In the entries below, find the lines that contain the word "header" and copy them.

------------------------------

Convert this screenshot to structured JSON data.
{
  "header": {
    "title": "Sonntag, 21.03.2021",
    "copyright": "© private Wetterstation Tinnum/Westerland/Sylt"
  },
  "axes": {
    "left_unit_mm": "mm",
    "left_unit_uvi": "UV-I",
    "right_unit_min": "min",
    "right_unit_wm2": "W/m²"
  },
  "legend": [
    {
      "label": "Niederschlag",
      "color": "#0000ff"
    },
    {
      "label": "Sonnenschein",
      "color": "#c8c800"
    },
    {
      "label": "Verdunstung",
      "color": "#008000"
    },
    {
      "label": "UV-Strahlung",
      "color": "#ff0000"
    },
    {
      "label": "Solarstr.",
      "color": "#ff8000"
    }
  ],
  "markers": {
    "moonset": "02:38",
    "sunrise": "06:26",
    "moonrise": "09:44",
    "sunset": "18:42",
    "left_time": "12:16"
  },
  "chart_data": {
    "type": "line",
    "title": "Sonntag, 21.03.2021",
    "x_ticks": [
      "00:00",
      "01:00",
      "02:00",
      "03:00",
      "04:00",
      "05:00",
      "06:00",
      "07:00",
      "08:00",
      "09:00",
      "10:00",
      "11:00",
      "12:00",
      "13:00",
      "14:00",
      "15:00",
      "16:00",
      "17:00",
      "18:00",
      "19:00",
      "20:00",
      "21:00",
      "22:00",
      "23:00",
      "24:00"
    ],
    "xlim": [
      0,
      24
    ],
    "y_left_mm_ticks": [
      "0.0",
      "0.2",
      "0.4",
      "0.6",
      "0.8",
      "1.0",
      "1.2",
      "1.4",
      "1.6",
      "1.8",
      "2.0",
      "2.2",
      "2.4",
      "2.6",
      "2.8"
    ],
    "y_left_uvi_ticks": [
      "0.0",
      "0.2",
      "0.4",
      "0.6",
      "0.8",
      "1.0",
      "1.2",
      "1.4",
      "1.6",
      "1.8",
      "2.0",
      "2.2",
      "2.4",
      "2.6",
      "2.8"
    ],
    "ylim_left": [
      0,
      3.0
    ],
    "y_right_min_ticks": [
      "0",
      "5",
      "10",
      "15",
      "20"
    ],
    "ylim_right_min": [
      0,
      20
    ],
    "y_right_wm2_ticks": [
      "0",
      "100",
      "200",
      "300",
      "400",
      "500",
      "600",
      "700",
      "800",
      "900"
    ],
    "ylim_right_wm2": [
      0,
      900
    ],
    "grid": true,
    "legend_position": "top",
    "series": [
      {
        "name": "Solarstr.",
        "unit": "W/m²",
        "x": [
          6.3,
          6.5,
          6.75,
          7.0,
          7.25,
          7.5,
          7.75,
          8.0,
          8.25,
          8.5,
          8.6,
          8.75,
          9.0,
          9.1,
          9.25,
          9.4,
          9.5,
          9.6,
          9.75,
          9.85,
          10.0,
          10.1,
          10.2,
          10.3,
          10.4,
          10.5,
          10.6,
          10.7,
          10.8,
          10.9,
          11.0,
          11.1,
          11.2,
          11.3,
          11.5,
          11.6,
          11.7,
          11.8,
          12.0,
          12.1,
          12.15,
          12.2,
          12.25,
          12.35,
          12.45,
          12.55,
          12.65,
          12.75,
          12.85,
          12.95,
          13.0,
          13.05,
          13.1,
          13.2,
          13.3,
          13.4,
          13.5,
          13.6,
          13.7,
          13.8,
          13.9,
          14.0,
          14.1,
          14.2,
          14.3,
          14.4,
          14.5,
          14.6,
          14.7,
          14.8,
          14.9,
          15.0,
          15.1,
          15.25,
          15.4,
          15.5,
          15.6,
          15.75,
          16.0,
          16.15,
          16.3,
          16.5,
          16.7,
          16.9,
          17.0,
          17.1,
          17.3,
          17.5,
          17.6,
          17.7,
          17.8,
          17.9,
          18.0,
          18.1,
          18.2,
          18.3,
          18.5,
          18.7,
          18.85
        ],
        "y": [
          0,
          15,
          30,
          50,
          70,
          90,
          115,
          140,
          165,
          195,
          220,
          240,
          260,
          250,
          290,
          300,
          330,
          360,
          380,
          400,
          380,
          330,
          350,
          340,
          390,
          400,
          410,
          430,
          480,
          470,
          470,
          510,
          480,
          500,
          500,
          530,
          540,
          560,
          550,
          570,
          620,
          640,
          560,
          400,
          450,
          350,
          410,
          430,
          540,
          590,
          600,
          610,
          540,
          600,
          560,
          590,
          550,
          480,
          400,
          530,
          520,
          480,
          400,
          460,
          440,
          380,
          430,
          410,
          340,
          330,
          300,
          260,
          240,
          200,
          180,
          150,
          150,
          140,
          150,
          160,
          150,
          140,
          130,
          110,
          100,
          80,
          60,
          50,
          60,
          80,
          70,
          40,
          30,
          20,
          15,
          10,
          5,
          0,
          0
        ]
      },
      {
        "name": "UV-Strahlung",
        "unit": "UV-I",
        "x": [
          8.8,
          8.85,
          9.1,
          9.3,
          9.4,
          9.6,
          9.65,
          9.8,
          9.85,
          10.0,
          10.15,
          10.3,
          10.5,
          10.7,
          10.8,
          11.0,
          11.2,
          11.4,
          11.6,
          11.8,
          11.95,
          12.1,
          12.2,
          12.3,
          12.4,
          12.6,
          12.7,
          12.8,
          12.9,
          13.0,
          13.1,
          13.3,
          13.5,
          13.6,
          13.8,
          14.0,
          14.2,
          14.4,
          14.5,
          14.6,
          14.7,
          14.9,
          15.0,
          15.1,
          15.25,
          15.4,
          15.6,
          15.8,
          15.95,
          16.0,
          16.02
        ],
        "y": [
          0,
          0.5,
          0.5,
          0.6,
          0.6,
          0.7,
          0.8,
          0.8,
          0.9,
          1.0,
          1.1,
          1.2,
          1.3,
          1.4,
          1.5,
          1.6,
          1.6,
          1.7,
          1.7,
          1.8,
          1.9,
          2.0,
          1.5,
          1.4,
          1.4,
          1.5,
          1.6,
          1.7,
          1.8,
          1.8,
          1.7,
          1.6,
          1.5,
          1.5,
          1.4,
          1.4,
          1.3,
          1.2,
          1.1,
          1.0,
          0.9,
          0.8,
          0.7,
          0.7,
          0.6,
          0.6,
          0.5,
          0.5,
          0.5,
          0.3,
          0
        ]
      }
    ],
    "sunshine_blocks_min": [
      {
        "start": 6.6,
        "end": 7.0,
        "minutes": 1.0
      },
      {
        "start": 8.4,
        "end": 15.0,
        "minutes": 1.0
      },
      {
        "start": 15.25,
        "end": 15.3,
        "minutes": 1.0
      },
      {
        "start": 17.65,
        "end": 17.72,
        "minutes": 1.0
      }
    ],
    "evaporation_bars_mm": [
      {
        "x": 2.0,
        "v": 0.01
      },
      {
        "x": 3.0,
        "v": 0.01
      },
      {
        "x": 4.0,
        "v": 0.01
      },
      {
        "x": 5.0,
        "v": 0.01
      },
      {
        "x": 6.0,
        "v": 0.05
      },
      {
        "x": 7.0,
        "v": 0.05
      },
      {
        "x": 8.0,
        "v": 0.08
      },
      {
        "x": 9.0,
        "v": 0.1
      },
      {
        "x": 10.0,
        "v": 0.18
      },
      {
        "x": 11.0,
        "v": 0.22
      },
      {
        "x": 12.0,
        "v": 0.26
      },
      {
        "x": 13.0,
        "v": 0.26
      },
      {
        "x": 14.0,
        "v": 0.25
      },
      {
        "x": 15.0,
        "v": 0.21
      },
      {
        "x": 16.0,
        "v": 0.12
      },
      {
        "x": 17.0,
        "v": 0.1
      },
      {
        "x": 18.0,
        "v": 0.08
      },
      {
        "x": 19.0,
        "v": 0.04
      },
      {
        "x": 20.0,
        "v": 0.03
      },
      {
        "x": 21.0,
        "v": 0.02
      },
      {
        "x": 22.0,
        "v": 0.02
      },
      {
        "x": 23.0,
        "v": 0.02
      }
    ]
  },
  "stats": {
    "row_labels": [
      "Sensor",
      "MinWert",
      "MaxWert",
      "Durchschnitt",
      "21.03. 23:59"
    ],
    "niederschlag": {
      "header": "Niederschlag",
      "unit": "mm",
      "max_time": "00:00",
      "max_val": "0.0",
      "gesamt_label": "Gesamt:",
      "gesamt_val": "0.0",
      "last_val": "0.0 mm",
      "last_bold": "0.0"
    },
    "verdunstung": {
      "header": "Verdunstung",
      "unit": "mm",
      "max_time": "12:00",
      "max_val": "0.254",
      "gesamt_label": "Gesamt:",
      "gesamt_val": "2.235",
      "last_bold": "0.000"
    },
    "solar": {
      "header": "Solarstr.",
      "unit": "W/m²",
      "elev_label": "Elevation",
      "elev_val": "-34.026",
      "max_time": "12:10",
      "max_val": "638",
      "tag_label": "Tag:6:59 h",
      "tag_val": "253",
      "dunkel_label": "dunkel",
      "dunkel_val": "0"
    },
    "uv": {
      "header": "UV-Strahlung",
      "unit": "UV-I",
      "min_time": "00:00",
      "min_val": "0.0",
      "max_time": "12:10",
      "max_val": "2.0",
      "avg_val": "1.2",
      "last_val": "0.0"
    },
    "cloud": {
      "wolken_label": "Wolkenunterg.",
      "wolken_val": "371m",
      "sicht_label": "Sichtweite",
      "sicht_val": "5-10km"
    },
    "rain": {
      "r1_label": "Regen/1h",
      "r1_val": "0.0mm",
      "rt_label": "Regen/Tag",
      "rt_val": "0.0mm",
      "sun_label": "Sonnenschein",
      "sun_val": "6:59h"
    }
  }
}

------------------------------

• Written solution:
  "header": {
      "header": "Niederschlag",
      "header": "Verdunstung",
      "header": "Solarstr.",
      "header": "UV-Strahlung",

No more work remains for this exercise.